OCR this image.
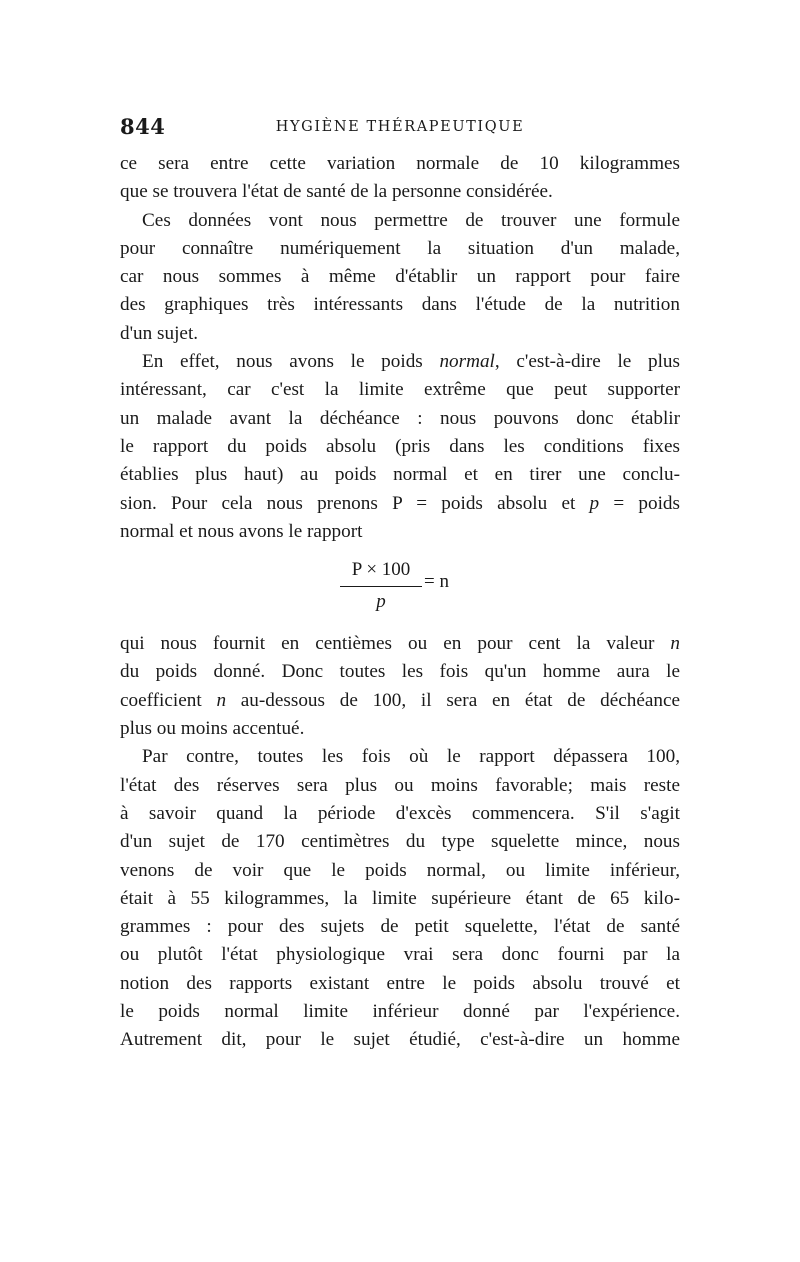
844	HYGIÈNE THÉRAPEUTIQUE

ce sera entre cette variation normale de 10 kilogrammes
que se trouvera l'état de santé de la personne considérée.

Ces données vont nous permettre de trouver une formule
pour connaître numériquement la situation d'un malade,
car nous sommes à même d'établir un rapport pour faire
des graphiques très intéressants dans l'étude de la nutrition
d'un sujet.

En effet, nous avons le poids normal, c'est-à-dire le plus
intéressant, car c'est la limite extrême que peut supporter
un malade avant la déchéance : nous pouvons donc établir
le rapport du poids absolu (pris dans les conditions fixes
établies plus haut) au poids normal et en tirer une conclu-
sion. Pour cela nous prenons P = poids absolu et p = poids
normal et nous avons le rapport

$\frac{P \times 100}{p} = n$

qui nous fournit en centièmes ou en pour cent la valeur n
du poids donné. Donc toutes les fois qu'un homme aura le
coefficient n au-dessous de 100, il sera en état de déchéance
plus ou moins accentué.

Par contre, toutes les fois où le rapport dépassera 100,
l'état des réserves sera plus ou moins favorable; mais reste
à savoir quand la période d'excès commencera. S'il s'agit
d'un sujet de 170 centimètres du type squelette mince, nous
venons de voir que le poids normal, ou limite inférieur,
était à 55 kilogrammes, la limite supérieure étant de 65 kilo-
grammes : pour des sujets de petit squelette, l'état de santé
ou plutôt l'état physiologique vrai sera donc fourni par la
notion des rapports existant entre le poids absolu trouvé et
le poids normal limite inférieur donné par l'expérience.
Autrement dit, pour le sujet étudié, c'est-à-dire un homme
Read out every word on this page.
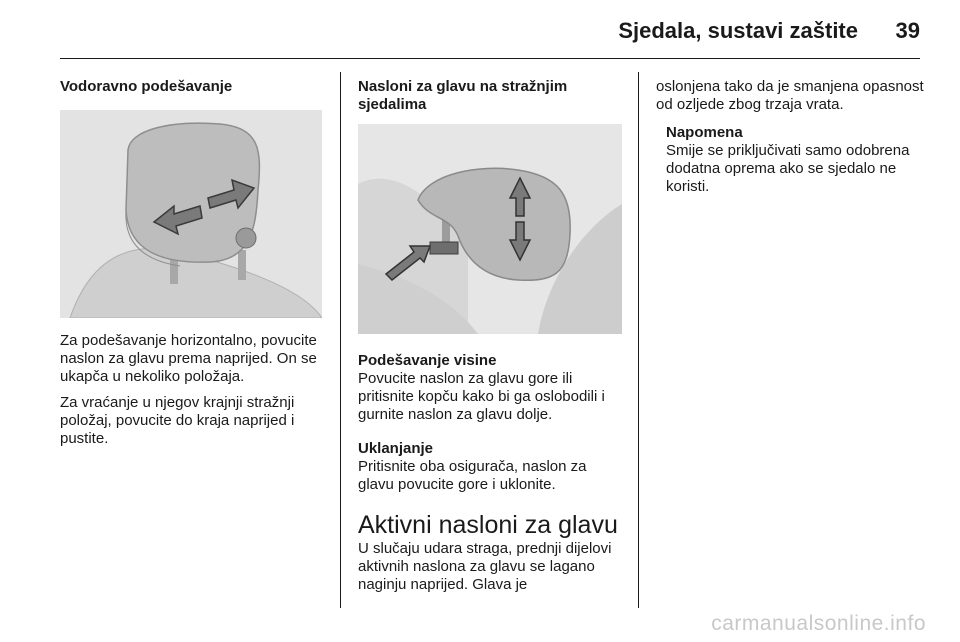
Sjedala, sustavi zaštite	39
Vodoravno podešavanje

Za podešavanje horizontalno, povucite naslon za glavu prema naprijed. On se ukapča u nekoliko položaja.

Za vraćanje u njegov krajnji stražnji položaj, povucite do kraja naprijed i pustite.

Nasloni za glavu na stražnjim sjedalima
Podešavanje visine

Povucite naslon za glavu gore ili pritisnite kopču kako bi ga oslobodili i gurnite naslon za glavu dolje.

Uklanjanje

Pritisnite oba osigurača, naslon za glavu povucite gore i uklonite.

Aktivni nasloni za glavu

U slučaju udara straga, prednji dijelovi aktivnih naslona za glavu se lagano naginju naprijed. Glava je

oslonjena tako da je smanjena opasnost od ozljede zbog trzaja vrata.

Napomena

Smije se priključivati samo odobrena dodatna oprema ako se sjedalo ne koristi.

carmanualsonline.info
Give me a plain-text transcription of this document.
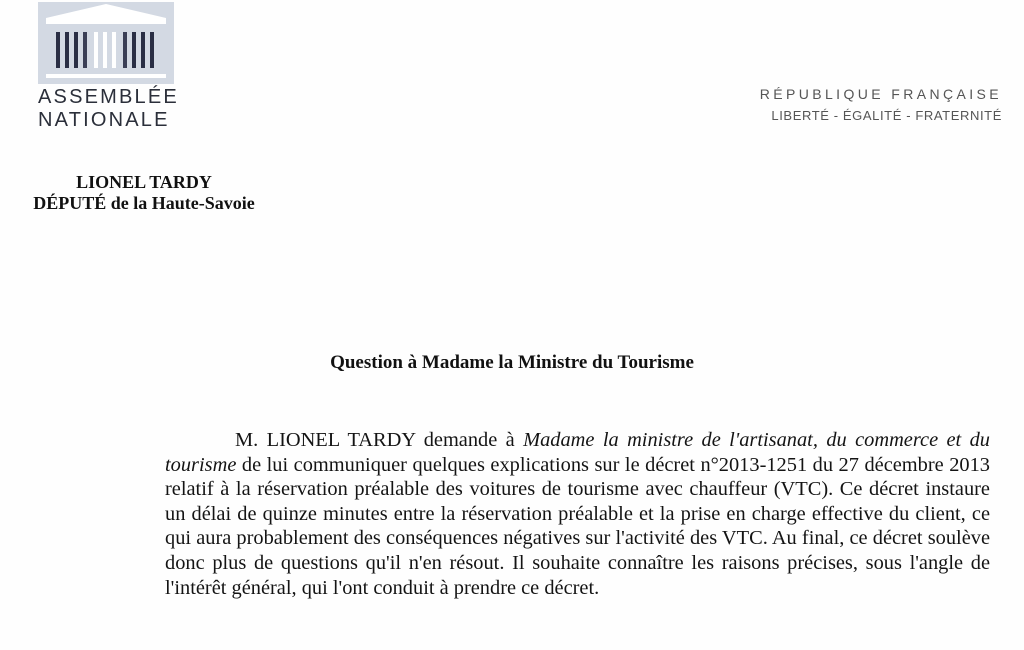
ASSEMBLÉE
NATIONALE
RÉPUBLIQUE FRANÇAISE
LIBERTÉ - ÉGALITÉ - FRATERNITÉ
LIONEL TARDY
DÉPUTÉ de la Haute-Savoie
Question à Madame la Ministre du Tourisme
M. LIONEL TARDY demande à Madame la ministre de l'artisanat, du commerce et du tourisme de lui communiquer quelques explications sur le décret n°2013-1251 du 27 décembre 2013 relatif à la réservation préalable des voitures de tourisme avec chauffeur (VTC). Ce décret instaure un délai de quinze minutes entre la réservation préalable et la prise en charge effective du client, ce qui aura probablement des conséquences négatives sur l'activité des VTC. Au final, ce décret soulève donc plus de questions qu'il n'en résout. Il souhaite connaître les raisons précises, sous l'angle de l'intérêt général, qui l'ont conduit à prendre ce décret.
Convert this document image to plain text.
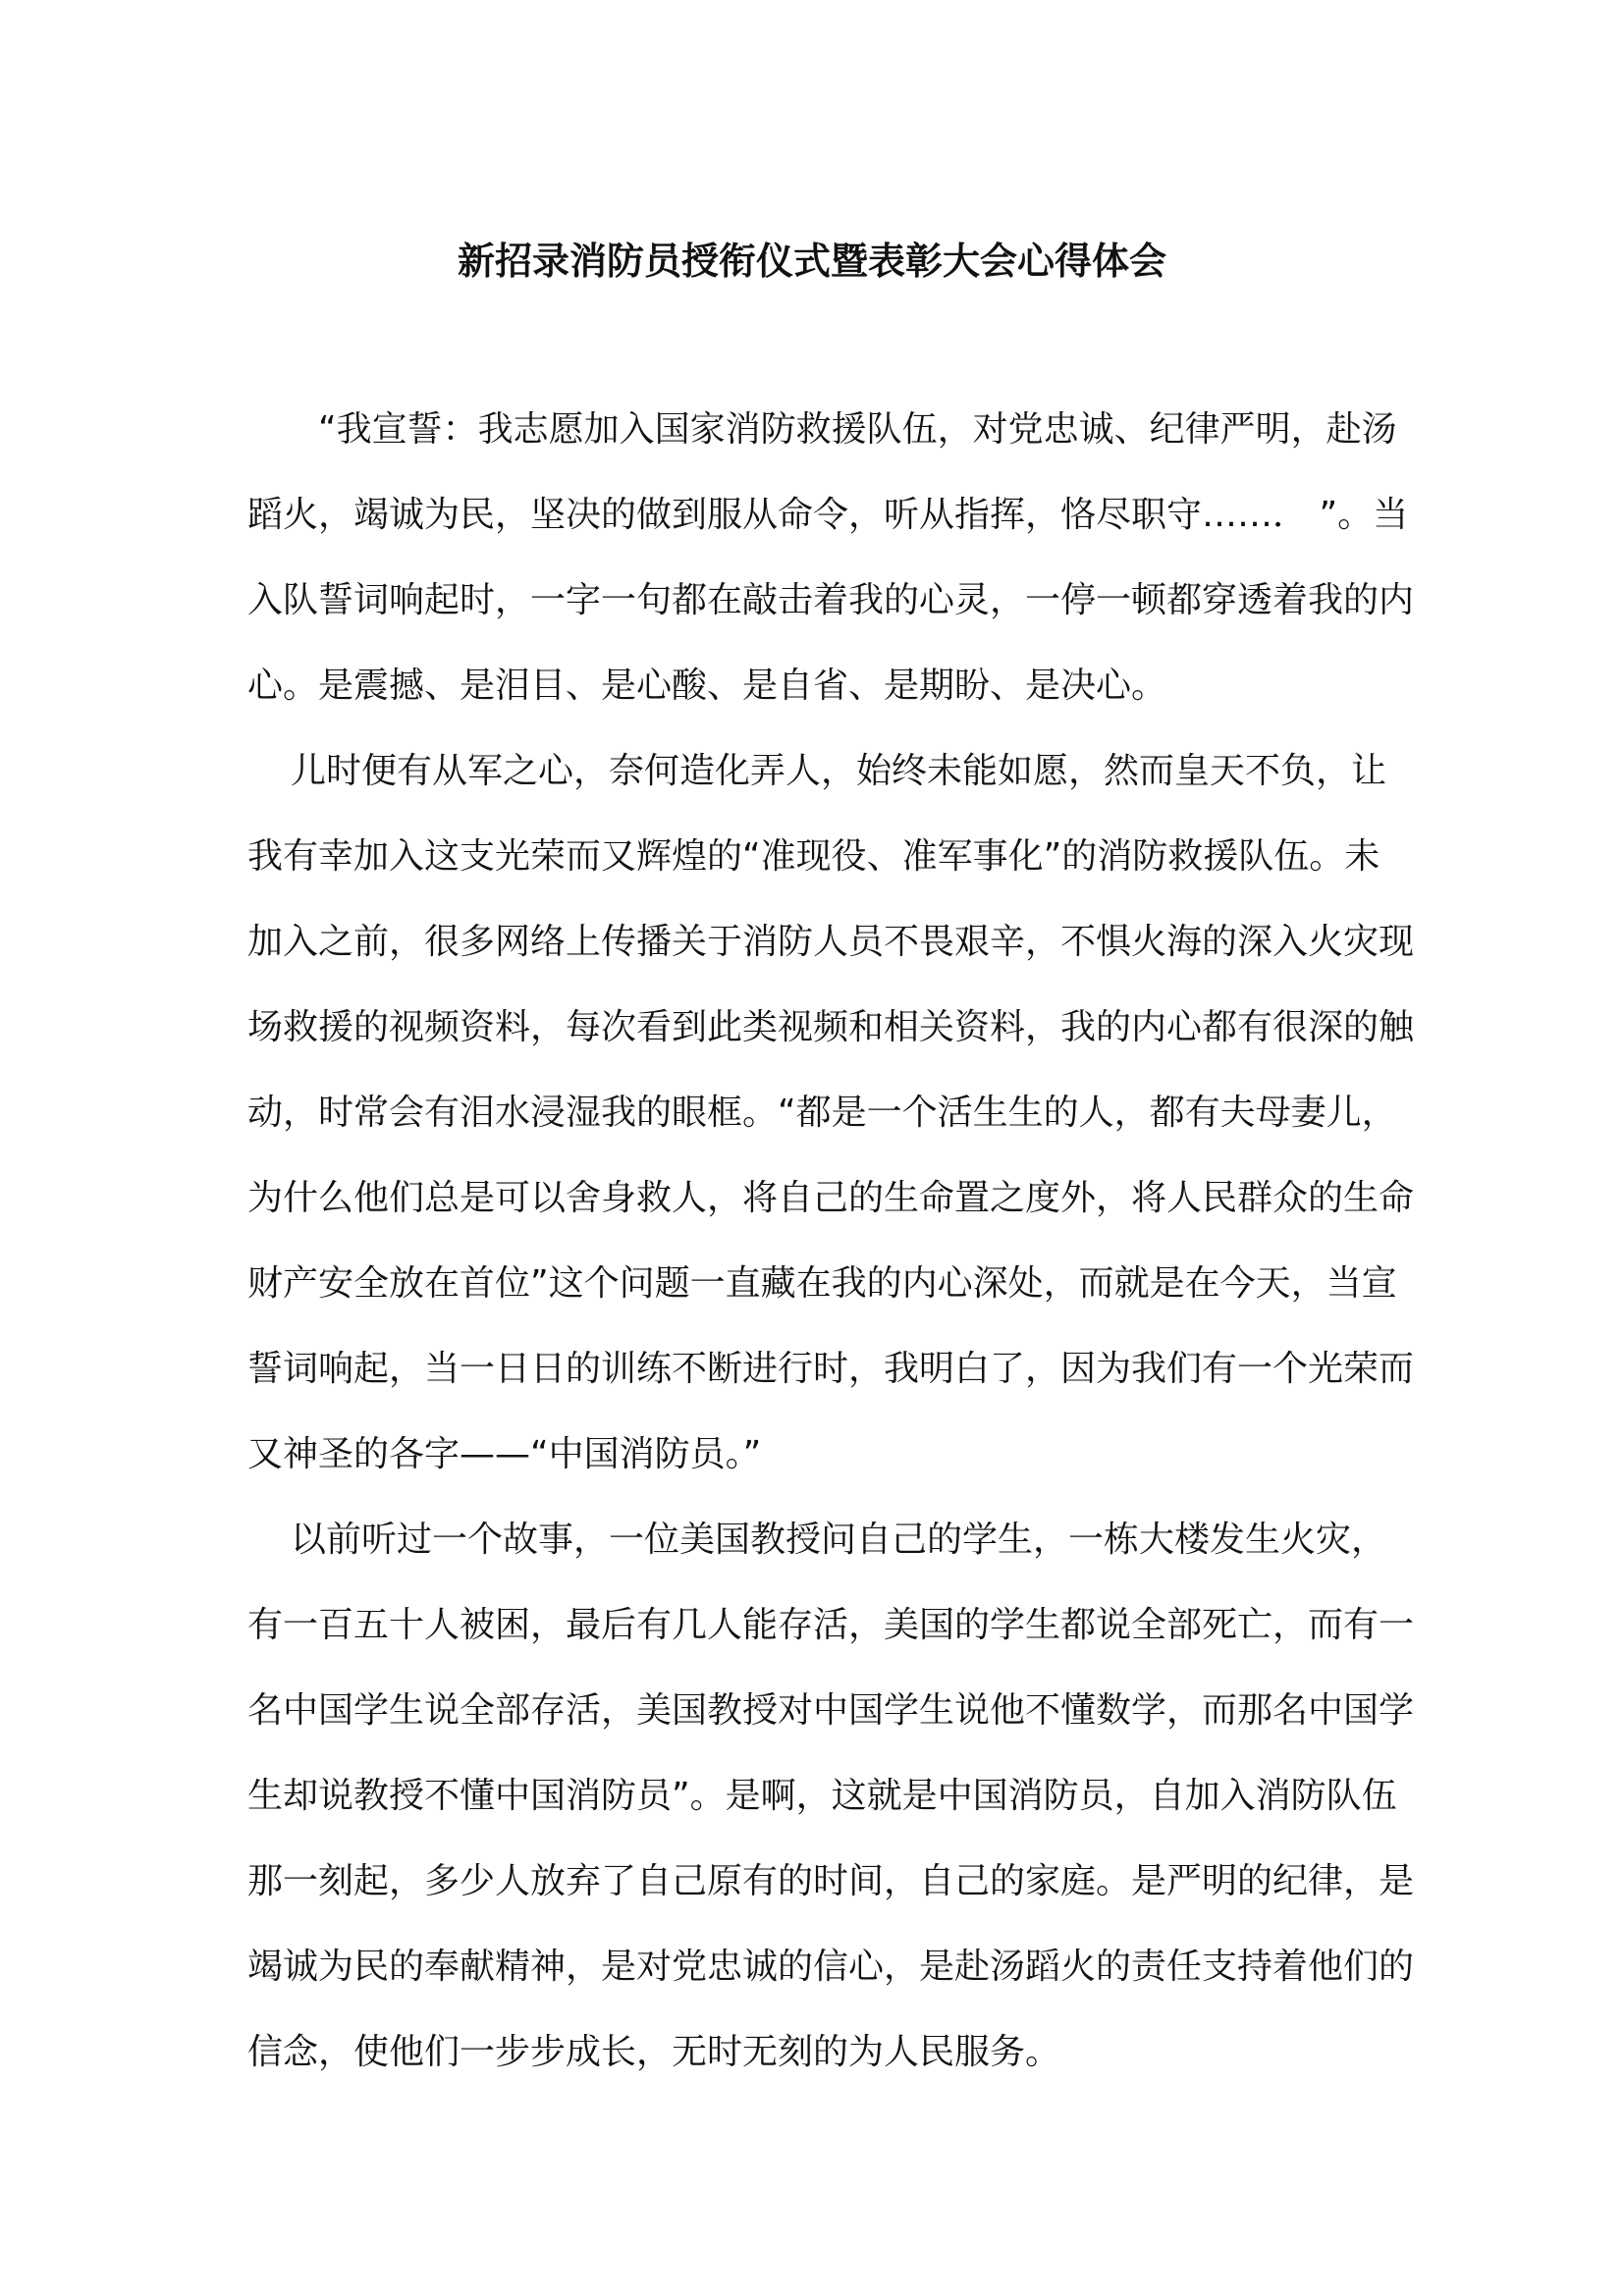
新招录消防员授衔仪式暨表彰大会心得体会
“我宣誓：我志愿加入国家消防救援队伍，对党忠诚、纪律严明，赴汤
蹈火，竭诚为民，坚决的做到服从命令，听从指挥，恪尽职守……． ”。当
入队誓词响起时，一字一句都在敲击着我的心灵，一停一顿都穿透着我的内
心。是震撼、是泪目、是心酸、是自省、是期盼、是决心。
儿时便有从军之心，奈何造化弄人，始终未能如愿，然而皇天不负，让
我有幸加入这支光荣而又辉煌的“准现役、准军事化”的消防救援队伍。未
加入之前，很多网络上传播关于消防人员不畏艰辛，不惧火海的深入火灾现
场救援的视频资料，每次看到此类视频和相关资料，我的内心都有很深的触
动，时常会有泪水浸湿我的眼框。“都是一个活生生的人，都有夫母妻儿，
为什么他们总是可以舍身救人，将自己的生命置之度外，将人民群众的生命
财产安全放在首位”这个问题一直藏在我的内心深处，而就是在今天，当宣
誓词响起，当一日日的训练不断进行时，我明白了，因为我们有一个光荣而
又神圣的各字——“中国消防员。”
以前听过一个故事，一位美国教授问自己的学生，一栋大楼发生火灾，
有一百五十人被困，最后有几人能存活，美国的学生都说全部死亡，而有一
名中国学生说全部存活，美国教授对中国学生说他不懂数学，而那名中国学
生却说教授不懂中国消防员”。是啊，这就是中国消防员，自加入消防队伍
那一刻起，多少人放弃了自己原有的时间，自己的家庭。是严明的纪律，是
竭诚为民的奉献精神，是对党忠诚的信心，是赴汤蹈火的责任支持着他们的
信念，使他们一步步成长，无时无刻的为人民服务。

□ □ □ □

#### AIM OF THE EXERCISE
Quote the listing above in full, except for the pictures.

#### SOLVED PROBLEM
OCR this image.
844	HYGIÈNE THÉRAPEUTIQUE

ce sera entre cette variation normale de 10 kilogrammes
que se trouvera l'état de santé de la personne considérée.

Ces données vont nous permettre de trouver une formule
pour connaître numériquement la situation d'un malade,
car nous sommes à même d'établir un rapport pour faire
des graphiques très intéressants dans l'étude de la nutrition
d'un sujet.

En effet, nous avons le poids normal, c'est-à-dire le plus
intéressant, car c'est la limite extrême que peut supporter
un malade avant la déchéance : nous pouvons donc établir
le rapport du poids absolu (pris dans les conditions fixes
établies plus haut) au poids normal et en tirer une conclu-
sion. Pour cela nous prenons P = poids absolu et p = poids
normal et nous avons le rapport

$\frac{P \times 100}{p} = n$

qui nous fournit en centièmes ou en pour cent la valeur n
du poids donné. Donc toutes les fois qu'un homme aura le
coefficient n au-dessous de 100, il sera en état de déchéance
plus ou moins accentué.

Par contre, toutes les fois où le rapport dépassera 100,
l'état des réserves sera plus ou moins favorable; mais reste
à savoir quand la période d'excès commencera. S'il s'agit
d'un sujet de 170 centimètres du type squelette mince, nous
venons de voir que le poids normal, ou limite inférieur,
était à 55 kilogrammes, la limite supérieure étant de 65 kilo-
grammes : pour des sujets de petit squelette, l'état de santé
ou plutôt l'état physiologique vrai sera donc fourni par la
notion des rapports existant entre le poids absolu trouvé et
le poids normal limite inférieur donné par l'expérience.
Autrement dit, pour le sujet étudié, c'est-à-dire un homme
Read out every word on this page.
Sjedala, sustavi zaštite	39
Vodoravno podešavanje

Za podešavanje horizontalno, povucite naslon za glavu prema naprijed. On se ukapča u nekoliko položaja.

Za vraćanje u njegov krajnji stražnji položaj, povucite do kraja naprijed i pustite.

Nasloni za glavu na stražnjim sjedalima
Podešavanje visine

Povucite naslon za glavu gore ili pritisnite kopču kako bi ga oslobodili i gurnite naslon za glavu dolje.

Uklanjanje

Pritisnite oba osigurača, naslon za glavu povucite gore i uklonite.

Aktivni nasloni za glavu

U slučaju udara straga, prednji dijelovi aktivnih naslona za glavu se lagano naginju naprijed. Glava je

oslonjena tako da je smanjena opasnost od ozljede zbog trzaja vrata.

Napomena

Smije se priključivati samo odobrena dodatna oprema ako se sjedalo ne koristi.

carmanualsonline.info
Give me a plain-text transcription of this document.
ASSEMBLÉE
NATIONALE
RÉPUBLIQUE FRANÇAISE
LIBERTÉ - ÉGALITÉ - FRATERNITÉ
LIONEL TARDY
DÉPUTÉ de la Haute-Savoie
Question à Madame la Ministre du Tourisme
M. LIONEL TARDY demande à Madame la ministre de l'artisanat, du commerce et du tourisme de lui communiquer quelques explications sur le décret n°2013-1251 du 27 décembre 2013 relatif à la réservation préalable des voitures de tourisme avec chauffeur (VTC). Ce décret instaure un délai de quinze minutes entre la réservation préalable et la prise en charge effective du client, ce qui aura probablement des conséquences négatives sur l'activité des VTC. Au final, ce décret soulève donc plus de questions qu'il n'en résout. Il souhaite connaître les raisons précises, sous l'angle de l'intérêt général, qui l'ont conduit à prendre ce décret.
Convert this document image to plain text.
新招录消防员授衔仪式暨表彰大会心得体会
“我宣誓：我志愿加入国家消防救援队伍，对党忠诚、纪律严明，赴汤
蹈火，竭诚为民，坚决的做到服从命令，听从指挥，恪尽职守……． ”。当
入队誓词响起时，一字一句都在敲击着我的心灵，一停一顿都穿透着我的内
心。是震撼、是泪目、是心酸、是自省、是期盼、是决心。
儿时便有从军之心，奈何造化弄人，始终未能如愿，然而皇天不负，让
我有幸加入这支光荣而又辉煌的“准现役、准军事化”的消防救援队伍。未
加入之前，很多网络上传播关于消防人员不畏艰辛，不惧火海的深入火灾现
场救援的视频资料，每次看到此类视频和相关资料，我的内心都有很深的触
动，时常会有泪水浸湿我的眼框。“都是一个活生生的人，都有夫母妻儿，
为什么他们总是可以舍身救人，将自己的生命置之度外，将人民群众的生命
财产安全放在首位”这个问题一直藏在我的内心深处，而就是在今天，当宣
誓词响起，当一日日的训练不断进行时，我明白了，因为我们有一个光荣而
又神圣的各字——“中国消防员。”
以前听过一个故事，一位美国教授问自己的学生，一栋大楼发生火灾，
有一百五十人被困，最后有几人能存活，美国的学生都说全部死亡，而有一
名中国学生说全部存活，美国教授对中国学生说他不懂数学，而那名中国学
生却说教授不懂中国消防员”。是啊，这就是中国消防员，自加入消防队伍
那一刻起，多少人放弃了自己原有的时间，自己的家庭。是严明的纪律，是
竭诚为民的奉献精神，是对党忠诚的信心，是赴汤蹈火的责任支持着他们的
信念，使他们一步步成长，无时无刻的为人民服务。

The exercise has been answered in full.